(Extracted records)
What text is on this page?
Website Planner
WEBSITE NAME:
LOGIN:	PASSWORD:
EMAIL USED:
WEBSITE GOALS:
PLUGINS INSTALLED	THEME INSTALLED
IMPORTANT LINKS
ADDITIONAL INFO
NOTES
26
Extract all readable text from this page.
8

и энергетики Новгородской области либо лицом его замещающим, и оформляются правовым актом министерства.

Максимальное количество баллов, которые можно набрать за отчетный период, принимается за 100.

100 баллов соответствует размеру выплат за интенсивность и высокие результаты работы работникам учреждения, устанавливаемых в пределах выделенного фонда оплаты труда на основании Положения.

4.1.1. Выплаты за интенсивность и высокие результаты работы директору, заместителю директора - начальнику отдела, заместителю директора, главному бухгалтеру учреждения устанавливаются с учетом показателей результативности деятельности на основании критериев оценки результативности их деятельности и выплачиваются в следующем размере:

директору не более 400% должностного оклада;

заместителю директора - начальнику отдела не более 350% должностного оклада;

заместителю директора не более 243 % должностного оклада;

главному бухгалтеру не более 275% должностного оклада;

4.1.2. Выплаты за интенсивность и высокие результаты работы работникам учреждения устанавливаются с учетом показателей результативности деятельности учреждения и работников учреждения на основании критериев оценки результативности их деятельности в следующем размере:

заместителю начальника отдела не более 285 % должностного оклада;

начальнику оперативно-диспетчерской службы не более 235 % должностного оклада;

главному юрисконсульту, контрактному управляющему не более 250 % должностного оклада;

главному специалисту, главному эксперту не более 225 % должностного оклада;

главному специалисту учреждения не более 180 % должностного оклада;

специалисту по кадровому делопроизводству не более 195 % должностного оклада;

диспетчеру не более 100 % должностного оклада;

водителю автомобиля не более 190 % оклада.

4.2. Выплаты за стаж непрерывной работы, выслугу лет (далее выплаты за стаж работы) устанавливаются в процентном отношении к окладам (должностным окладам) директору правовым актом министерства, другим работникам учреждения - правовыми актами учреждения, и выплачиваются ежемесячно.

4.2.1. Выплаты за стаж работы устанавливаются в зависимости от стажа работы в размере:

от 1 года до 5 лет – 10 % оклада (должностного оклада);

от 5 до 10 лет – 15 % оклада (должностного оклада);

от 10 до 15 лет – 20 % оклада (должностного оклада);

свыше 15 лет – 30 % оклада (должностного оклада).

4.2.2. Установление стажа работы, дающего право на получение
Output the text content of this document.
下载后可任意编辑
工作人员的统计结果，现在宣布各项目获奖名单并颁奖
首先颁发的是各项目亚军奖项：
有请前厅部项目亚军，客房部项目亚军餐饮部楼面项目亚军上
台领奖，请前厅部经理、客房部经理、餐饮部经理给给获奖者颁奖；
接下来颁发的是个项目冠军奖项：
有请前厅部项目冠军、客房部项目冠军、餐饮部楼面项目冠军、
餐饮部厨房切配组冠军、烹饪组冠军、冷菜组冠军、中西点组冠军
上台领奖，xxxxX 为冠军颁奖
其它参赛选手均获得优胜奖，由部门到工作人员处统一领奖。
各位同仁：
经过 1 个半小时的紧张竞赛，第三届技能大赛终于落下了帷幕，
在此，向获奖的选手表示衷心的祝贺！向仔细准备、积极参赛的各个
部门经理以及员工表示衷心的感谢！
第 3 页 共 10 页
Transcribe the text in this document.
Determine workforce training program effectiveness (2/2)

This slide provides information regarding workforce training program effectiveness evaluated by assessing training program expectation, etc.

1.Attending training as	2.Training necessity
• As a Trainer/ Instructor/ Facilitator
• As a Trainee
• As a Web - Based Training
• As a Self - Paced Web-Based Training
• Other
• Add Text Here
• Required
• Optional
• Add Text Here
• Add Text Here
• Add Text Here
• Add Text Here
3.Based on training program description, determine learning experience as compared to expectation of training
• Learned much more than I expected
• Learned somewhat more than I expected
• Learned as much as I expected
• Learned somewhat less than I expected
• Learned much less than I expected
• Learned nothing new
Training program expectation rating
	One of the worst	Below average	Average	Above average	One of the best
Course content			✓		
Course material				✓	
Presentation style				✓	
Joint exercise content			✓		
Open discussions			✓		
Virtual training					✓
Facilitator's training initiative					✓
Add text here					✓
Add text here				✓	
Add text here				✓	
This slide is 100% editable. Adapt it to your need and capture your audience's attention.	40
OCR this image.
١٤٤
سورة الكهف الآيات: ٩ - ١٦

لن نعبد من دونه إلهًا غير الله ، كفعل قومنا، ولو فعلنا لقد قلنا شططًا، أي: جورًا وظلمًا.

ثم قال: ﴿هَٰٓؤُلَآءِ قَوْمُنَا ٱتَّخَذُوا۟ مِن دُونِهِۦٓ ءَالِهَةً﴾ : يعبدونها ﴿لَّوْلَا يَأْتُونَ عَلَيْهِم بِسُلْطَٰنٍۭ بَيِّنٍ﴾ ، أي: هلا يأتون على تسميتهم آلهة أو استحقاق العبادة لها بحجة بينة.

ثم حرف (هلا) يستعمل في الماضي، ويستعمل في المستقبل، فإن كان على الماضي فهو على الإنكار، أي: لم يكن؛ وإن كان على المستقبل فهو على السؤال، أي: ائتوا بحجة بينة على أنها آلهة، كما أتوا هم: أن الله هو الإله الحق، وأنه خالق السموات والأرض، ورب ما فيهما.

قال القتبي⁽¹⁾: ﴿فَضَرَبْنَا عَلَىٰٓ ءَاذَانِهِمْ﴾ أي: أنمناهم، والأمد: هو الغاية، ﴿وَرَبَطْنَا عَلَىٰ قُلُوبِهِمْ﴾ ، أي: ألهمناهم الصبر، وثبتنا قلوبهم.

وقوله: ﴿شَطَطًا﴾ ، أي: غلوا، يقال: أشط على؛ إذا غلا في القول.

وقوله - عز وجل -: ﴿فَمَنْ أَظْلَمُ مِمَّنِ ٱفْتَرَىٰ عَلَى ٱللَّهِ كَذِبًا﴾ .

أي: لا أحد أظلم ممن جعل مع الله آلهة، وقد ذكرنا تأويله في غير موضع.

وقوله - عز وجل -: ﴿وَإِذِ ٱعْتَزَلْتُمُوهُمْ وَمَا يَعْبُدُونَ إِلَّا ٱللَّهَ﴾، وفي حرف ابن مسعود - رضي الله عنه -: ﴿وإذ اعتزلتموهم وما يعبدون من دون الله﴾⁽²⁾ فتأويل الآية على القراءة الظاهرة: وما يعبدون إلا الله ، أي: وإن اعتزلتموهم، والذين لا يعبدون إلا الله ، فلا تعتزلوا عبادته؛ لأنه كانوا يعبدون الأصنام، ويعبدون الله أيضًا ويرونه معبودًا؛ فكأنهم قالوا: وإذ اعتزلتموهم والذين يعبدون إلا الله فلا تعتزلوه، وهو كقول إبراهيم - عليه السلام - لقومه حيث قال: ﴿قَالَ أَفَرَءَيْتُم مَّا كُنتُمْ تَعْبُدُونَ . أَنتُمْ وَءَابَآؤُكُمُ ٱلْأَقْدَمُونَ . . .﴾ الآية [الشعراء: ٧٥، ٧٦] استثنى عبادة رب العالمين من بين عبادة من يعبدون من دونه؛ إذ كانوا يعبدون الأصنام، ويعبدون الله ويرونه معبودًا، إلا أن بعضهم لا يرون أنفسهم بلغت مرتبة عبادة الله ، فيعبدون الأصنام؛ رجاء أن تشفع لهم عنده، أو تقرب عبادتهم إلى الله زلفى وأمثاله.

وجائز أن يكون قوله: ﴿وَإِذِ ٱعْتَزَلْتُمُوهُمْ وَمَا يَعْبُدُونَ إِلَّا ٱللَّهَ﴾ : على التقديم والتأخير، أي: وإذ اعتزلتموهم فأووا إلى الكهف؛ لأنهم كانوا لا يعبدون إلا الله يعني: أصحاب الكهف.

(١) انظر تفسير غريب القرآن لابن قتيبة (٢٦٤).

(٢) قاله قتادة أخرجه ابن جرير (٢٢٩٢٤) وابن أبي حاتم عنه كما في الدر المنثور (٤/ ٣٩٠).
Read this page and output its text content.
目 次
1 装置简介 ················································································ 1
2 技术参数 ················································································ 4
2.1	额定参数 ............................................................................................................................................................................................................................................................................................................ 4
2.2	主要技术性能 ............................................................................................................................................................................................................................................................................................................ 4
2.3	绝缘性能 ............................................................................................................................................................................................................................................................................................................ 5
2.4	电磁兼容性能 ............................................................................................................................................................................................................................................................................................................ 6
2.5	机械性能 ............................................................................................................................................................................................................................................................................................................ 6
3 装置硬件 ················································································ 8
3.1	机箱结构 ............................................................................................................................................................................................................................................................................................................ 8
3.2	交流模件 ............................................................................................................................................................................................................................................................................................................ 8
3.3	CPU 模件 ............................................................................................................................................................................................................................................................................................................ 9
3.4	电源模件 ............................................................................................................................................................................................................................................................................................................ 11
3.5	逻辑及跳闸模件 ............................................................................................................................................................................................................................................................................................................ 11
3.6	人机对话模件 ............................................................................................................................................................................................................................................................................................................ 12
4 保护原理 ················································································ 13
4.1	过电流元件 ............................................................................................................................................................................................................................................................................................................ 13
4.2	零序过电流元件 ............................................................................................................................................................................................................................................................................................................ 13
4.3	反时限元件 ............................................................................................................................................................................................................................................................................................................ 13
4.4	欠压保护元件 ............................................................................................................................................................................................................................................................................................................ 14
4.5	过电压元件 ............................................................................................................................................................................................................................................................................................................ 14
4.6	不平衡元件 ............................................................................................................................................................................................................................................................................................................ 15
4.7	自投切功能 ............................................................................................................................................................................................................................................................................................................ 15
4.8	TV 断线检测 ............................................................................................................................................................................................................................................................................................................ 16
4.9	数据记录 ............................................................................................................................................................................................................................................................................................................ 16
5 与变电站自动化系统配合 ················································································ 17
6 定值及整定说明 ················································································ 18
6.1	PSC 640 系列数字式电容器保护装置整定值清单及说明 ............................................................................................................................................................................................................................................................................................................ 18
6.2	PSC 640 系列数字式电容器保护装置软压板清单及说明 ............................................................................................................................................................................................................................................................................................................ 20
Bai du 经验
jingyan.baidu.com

EXERCISE BRIEF
Report the number of lines in the entries above that include the word "آلهة" and add nothing to it.

EXERCISE OUTPUT
3